→ **Records for this task**
^^^^^^^^^^^^^^^^

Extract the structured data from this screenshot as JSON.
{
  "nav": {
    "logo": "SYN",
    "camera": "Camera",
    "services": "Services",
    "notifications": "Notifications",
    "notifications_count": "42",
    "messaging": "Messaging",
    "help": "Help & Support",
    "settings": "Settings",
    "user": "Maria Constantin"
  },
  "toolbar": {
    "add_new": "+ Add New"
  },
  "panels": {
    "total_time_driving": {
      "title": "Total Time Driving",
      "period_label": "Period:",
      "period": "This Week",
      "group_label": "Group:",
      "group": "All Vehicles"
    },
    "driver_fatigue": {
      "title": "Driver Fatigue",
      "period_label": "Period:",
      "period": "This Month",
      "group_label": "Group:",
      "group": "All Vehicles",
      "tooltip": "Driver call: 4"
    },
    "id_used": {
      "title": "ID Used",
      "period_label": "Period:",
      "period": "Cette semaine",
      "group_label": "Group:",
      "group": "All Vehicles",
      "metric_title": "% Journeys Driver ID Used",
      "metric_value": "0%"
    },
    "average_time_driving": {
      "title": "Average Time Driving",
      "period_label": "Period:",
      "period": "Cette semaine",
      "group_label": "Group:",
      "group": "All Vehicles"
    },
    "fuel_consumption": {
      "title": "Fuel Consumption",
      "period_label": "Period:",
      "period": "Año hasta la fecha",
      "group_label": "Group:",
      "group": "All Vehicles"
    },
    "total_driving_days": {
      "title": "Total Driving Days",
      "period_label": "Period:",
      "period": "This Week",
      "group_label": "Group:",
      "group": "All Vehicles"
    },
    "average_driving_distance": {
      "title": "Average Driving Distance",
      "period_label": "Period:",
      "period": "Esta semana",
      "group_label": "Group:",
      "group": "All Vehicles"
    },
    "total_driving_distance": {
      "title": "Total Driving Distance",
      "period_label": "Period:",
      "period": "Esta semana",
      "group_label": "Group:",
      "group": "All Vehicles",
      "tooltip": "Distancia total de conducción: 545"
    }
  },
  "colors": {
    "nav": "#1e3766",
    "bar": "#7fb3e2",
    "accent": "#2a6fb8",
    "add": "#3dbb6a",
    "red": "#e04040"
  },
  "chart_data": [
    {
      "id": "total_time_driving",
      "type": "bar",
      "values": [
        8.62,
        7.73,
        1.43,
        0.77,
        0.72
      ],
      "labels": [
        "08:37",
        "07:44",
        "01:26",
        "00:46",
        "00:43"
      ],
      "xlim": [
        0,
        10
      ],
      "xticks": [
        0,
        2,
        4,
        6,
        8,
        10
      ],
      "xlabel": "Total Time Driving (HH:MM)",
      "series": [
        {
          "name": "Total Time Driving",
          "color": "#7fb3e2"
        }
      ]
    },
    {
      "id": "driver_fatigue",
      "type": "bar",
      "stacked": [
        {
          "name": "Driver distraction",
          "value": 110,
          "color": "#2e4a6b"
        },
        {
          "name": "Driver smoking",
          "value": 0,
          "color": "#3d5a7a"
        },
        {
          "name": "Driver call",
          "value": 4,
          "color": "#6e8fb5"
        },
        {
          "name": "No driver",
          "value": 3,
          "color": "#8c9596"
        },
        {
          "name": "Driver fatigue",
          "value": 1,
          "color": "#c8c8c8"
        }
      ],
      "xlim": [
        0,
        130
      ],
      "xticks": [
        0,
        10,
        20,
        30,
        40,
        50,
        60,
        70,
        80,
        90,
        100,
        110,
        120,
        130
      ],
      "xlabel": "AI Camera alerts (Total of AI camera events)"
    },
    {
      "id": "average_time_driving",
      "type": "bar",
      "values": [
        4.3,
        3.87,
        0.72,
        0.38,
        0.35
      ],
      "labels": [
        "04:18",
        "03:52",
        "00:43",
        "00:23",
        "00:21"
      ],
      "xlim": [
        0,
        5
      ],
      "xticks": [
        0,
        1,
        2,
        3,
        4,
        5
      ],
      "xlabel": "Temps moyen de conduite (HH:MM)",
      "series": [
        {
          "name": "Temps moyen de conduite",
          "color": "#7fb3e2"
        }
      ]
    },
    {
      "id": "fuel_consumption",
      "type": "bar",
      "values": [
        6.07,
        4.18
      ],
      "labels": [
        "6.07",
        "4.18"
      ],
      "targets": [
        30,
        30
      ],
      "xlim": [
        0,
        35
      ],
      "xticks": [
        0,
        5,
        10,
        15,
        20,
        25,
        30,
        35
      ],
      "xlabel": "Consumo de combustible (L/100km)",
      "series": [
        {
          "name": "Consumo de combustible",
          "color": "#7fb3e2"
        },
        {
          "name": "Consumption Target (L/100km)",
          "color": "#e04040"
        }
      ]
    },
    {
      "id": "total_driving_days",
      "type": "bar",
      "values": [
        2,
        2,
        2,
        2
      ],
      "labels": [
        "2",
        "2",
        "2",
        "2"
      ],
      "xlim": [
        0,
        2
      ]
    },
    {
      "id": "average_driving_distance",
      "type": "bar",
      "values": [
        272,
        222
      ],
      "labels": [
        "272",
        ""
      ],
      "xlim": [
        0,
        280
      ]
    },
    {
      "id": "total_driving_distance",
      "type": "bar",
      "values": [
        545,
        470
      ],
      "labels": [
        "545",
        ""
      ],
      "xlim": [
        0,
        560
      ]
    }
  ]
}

^^^^^^^^^^^^^^^^

→ **Stated goal**
Reproduce all of the records exactly.

→ **Task answer**
Extract the structured data from this screenshot as JSON.
{
  "nav": {
    "logo": "SYN",
    "camera": "Camera",
    "services": "Services",
    "notifications": "Notifications",
    "notifications_count": "42",
    "messaging": "Messaging",
    "help": "Help & Support",
    "settings": "Settings",
    "user": "Maria Constantin"
  },
  "toolbar": {
    "add_new": "+ Add New"
  },
  "panels": {
    "total_time_driving": {
      "title": "Total Time Driving",
      "period_label": "Period:",
      "period": "This Week",
      "group_label": "Group:",
      "group": "All Vehicles"
    },
    "driver_fatigue": {
      "title": "Driver Fatigue",
      "period_label": "Period:",
      "period": "This Month",
      "group_label": "Group:",
      "group": "All Vehicles",
      "tooltip": "Driver call: 4"
    },
    "id_used": {
      "title": "ID Used",
      "period_label": "Period:",
      "period": "Cette semaine",
      "group_label": "Group:",
      "group": "All Vehicles",
      "metric_title": "% Journeys Driver ID Used",
      "metric_value": "0%"
    },
    "average_time_driving": {
      "title": "Average Time Driving",
      "period_label": "Period:",
      "period": "Cette semaine",
      "group_label": "Group:",
      "group": "All Vehicles"
    },
    "fuel_consumption": {
      "title": "Fuel Consumption",
      "period_label": "Period:",
      "period": "Año hasta la fecha",
      "group_label": "Group:",
      "group": "All Vehicles"
    },
    "total_driving_days": {
      "title": "Total Driving Days",
      "period_label": "Period:",
      "period": "This Week",
      "group_label": "Group:",
      "group": "All Vehicles"
    },
    "average_driving_distance": {
      "title": "Average Driving Distance",
      "period_label": "Period:",
      "period": "Esta semana",
      "group_label": "Group:",
      "group": "All Vehicles"
    },
    "total_driving_distance": {
      "title": "Total Driving Distance",
      "period_label": "Period:",
      "period": "Esta semana",
      "group_label": "Group:",
      "group": "All Vehicles",
      "tooltip": "Distancia total de conducción: 545"
    }
  },
  "colors": {
    "nav": "#1e3766",
    "bar": "#7fb3e2",
    "accent": "#2a6fb8",
    "add": "#3dbb6a",
    "red": "#e04040"
  },
  "chart_data": [
    {
      "id": "total_time_driving",
      "type": "bar",
      "values": [
        8.62,
        7.73,
        1.43,
        0.77,
        0.72
      ],
      "labels": [
        "08:37",
        "07:44",
        "01:26",
        "00:46",
        "00:43"
      ],
      "xlim": [
        0,
        10
      ],
      "xticks": [
        0,
        2,
        4,
        6,
        8,
        10
      ],
      "xlabel": "Total Time Driving (HH:MM)",
      "series": [
        {
          "name": "Total Time Driving",
          "color": "#7fb3e2"
        }
      ]
    },
    {
      "id": "driver_fatigue",
      "type": "bar",
      "stacked": [
        {
          "name": "Driver distraction",
          "value": 110,
          "color": "#2e4a6b"
        },
        {
          "name": "Driver smoking",
          "value": 0,
          "color": "#3d5a7a"
        },
        {
          "name": "Driver call",
          "value": 4,
          "color": "#6e8fb5"
        },
        {
          "name": "No driver",
          "value": 3,
          "color": "#8c9596"
        },
        {
          "name": "Driver fatigue",
          "value": 1,
          "color": "#c8c8c8"
        }
      ],
      "xlim": [
        0,
        130
      ],
      "xticks": [
        0,
        10,
        20,
        30,
        40,
        50,
        60,
        70,
        80,
        90,
        100,
        110,
        120,
        130
      ],
      "xlabel": "AI Camera alerts (Total of AI camera events)"
    },
    {
      "id": "average_time_driving",
      "type": "bar",
      "values": [
        4.3,
        3.87,
        0.72,
        0.38,
        0.35
      ],
      "labels": [
        "04:18",
        "03:52",
        "00:43",
        "00:23",
        "00:21"
      ],
      "xlim": [
        0,
        5
      ],
      "xticks": [
        0,
        1,
        2,
        3,
        4,
        5
      ],
      "xlabel": "Temps moyen de conduite (HH:MM)",
      "series": [
        {
          "name": "Temps moyen de conduite",
          "color": "#7fb3e2"
        }
      ]
    },
    {
      "id": "fuel_consumption",
      "type": "bar",
      "values": [
        6.07,
        4.18
      ],
      "labels": [
        "6.07",
        "4.18"
      ],
      "targets": [
        30,
        30
      ],
      "xlim": [
        0,
        35
      ],
      "xticks": [
        0,
        5,
        10,
        15,
        20,
        25,
        30,
        35
      ],
      "xlabel": "Consumo de combustible (L/100km)",
      "series": [
        {
          "name": "Consumo de combustible",
          "color": "#7fb3e2"
        },
        {
          "name": "Consumption Target (L/100km)",
          "color": "#e04040"
        }
      ]
    },
    {
      "id": "total_driving_days",
      "type": "bar",
      "values": [
        2,
        2,
        2,
        2
      ],
      "labels": [
        "2",
        "2",
        "2",
        "2"
      ],
      "xlim": [
        0,
        2
      ]
    },
    {
      "id": "average_driving_distance",
      "type": "bar",
      "values": [
        272,
        222
      ],
      "labels": [
        "272",
        ""
      ],
      "xlim": [
        0,
        280
      ]
    },
    {
      "id": "total_driving_distance",
      "type": "bar",
      "values": [
        545,
        470
      ],
      "labels": [
        "545",
        ""
      ],
      "xlim": [
        0,
        560
      ]
    }
  ]
}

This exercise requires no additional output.